Information supplied
------------------------------------------------------------------------

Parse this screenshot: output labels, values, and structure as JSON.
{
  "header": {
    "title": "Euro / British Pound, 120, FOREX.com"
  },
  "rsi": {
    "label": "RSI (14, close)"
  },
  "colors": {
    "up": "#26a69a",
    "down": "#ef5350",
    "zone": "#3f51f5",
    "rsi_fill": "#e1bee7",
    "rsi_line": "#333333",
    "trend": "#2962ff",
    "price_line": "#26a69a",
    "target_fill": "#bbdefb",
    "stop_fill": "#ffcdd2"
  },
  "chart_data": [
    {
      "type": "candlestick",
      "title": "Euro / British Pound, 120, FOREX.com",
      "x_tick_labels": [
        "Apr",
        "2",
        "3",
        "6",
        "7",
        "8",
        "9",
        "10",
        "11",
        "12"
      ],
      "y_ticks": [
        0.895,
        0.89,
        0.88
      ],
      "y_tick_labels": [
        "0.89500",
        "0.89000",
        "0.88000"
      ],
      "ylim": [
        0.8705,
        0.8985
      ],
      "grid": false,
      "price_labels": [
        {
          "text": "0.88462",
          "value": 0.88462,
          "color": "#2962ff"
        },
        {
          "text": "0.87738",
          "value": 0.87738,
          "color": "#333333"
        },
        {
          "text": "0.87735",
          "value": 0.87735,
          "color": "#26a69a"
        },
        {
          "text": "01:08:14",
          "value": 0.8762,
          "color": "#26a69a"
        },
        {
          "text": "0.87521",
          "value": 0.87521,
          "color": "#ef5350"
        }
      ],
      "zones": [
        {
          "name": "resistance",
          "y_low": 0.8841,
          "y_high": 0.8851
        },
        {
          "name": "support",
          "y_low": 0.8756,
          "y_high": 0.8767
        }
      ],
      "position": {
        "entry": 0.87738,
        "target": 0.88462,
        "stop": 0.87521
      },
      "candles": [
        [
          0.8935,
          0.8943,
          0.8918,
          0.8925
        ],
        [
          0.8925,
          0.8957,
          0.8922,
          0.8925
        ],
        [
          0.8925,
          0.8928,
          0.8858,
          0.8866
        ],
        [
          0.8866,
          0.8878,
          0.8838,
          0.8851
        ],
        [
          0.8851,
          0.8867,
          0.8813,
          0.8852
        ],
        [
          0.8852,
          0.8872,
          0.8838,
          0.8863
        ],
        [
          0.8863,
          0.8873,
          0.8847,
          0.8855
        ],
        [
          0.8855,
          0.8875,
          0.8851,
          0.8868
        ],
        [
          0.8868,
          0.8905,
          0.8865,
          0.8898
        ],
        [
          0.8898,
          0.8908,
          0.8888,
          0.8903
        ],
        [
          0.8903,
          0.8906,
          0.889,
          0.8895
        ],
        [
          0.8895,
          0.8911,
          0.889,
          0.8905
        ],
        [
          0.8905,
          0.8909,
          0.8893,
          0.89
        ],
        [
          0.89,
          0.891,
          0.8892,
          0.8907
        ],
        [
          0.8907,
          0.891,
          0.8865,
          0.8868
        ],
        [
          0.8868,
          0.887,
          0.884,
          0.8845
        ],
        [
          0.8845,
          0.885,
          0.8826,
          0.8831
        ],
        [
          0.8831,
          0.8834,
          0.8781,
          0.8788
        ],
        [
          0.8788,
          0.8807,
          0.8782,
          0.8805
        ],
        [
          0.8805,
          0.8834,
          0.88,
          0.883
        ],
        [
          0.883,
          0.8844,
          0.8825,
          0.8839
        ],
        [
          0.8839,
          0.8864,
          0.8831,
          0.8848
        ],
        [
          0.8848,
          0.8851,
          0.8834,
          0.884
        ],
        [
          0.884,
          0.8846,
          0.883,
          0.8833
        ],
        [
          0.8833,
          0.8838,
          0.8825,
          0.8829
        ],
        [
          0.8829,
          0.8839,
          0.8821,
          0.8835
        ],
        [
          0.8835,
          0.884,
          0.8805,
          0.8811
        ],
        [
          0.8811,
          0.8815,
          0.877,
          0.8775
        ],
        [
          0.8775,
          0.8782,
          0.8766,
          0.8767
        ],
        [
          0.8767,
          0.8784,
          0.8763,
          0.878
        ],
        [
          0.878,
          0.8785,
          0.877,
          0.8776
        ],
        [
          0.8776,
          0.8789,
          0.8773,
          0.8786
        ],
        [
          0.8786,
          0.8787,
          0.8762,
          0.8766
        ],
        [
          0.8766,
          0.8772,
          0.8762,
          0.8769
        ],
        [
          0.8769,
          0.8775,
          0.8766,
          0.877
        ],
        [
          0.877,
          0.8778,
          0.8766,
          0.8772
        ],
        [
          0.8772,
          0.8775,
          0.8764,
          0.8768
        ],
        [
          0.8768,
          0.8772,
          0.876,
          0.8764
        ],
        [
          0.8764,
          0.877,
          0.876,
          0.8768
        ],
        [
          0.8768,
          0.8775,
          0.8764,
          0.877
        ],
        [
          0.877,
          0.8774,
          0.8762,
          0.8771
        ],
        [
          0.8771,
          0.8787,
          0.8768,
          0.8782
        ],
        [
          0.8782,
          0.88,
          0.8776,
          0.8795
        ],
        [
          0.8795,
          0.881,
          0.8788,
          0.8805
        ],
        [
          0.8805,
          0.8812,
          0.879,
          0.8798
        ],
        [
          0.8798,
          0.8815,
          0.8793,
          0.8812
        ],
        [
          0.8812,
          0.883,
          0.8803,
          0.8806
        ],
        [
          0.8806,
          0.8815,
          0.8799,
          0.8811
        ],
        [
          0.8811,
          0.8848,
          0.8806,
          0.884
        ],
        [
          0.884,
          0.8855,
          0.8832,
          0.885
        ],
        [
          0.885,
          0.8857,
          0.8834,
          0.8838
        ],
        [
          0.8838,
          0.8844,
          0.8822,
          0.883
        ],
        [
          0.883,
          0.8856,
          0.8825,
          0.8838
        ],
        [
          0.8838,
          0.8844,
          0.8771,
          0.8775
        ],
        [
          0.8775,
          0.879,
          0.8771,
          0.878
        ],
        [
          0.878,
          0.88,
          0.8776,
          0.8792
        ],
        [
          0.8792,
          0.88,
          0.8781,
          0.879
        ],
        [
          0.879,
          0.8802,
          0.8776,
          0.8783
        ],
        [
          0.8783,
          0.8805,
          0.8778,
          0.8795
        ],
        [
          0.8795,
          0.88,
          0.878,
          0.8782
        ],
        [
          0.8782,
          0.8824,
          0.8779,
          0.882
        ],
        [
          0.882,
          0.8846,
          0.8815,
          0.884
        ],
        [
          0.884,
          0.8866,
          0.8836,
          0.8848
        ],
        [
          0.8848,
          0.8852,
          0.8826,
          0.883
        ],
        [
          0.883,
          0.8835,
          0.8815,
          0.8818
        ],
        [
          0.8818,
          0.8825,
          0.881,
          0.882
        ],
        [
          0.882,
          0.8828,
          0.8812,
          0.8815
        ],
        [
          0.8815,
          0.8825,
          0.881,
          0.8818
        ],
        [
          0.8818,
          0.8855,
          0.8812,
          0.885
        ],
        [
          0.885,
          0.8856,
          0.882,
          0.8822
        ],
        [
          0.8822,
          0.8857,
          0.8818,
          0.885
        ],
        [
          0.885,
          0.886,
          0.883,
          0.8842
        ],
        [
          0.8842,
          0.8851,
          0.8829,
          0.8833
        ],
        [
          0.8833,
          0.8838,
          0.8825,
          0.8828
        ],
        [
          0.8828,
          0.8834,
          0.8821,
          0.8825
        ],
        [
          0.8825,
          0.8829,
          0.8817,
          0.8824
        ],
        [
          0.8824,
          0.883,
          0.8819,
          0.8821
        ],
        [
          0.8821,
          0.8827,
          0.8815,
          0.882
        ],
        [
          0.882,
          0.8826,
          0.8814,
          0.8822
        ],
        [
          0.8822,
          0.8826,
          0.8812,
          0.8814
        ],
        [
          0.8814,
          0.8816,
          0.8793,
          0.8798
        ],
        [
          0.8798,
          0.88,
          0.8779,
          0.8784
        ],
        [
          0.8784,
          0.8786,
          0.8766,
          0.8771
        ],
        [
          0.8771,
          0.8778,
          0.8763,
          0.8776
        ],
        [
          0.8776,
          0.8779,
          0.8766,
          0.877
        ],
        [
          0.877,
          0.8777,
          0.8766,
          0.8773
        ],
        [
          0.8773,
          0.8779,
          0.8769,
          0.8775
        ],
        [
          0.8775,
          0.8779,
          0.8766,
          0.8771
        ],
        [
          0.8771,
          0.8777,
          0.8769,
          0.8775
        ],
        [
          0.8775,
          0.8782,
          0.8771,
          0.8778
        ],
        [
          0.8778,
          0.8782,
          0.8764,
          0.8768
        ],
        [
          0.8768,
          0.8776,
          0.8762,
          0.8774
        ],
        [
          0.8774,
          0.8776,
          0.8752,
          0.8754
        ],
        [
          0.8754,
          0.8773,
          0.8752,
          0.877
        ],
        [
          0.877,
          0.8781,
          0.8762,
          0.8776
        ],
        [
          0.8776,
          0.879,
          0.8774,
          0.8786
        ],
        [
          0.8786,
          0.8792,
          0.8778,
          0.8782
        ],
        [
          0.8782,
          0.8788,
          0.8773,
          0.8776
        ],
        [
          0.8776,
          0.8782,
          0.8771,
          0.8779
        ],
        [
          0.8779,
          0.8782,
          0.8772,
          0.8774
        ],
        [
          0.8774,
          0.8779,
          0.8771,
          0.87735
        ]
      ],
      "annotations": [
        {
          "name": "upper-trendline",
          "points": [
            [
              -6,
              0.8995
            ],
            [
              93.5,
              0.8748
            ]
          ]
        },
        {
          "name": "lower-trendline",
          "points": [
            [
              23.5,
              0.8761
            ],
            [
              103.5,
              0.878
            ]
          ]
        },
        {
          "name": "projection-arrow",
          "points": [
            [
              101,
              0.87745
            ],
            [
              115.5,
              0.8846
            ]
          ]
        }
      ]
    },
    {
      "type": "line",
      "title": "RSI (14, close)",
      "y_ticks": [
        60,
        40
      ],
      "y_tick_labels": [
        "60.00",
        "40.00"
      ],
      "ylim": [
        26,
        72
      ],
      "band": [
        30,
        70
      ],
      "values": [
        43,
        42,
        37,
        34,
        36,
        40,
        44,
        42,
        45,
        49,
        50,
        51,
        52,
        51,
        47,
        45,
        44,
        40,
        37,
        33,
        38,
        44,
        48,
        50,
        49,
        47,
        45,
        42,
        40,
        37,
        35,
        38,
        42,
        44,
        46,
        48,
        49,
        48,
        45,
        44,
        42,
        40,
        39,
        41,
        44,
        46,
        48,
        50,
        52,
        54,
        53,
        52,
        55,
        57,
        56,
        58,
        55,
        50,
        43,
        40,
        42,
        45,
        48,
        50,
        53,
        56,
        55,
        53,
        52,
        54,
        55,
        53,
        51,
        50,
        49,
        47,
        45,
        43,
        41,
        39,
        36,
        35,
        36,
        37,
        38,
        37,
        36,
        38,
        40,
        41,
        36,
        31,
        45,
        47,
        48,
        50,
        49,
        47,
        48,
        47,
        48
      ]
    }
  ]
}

------------------------------------------------------------------------

Task details
Look through the records and gather every line containing "name".

Answer below
          "name": "resistance",
          "name": "support",
          "name": "upper-trendline",
          "name": "lower-trendline",
          "name": "projection-arrow",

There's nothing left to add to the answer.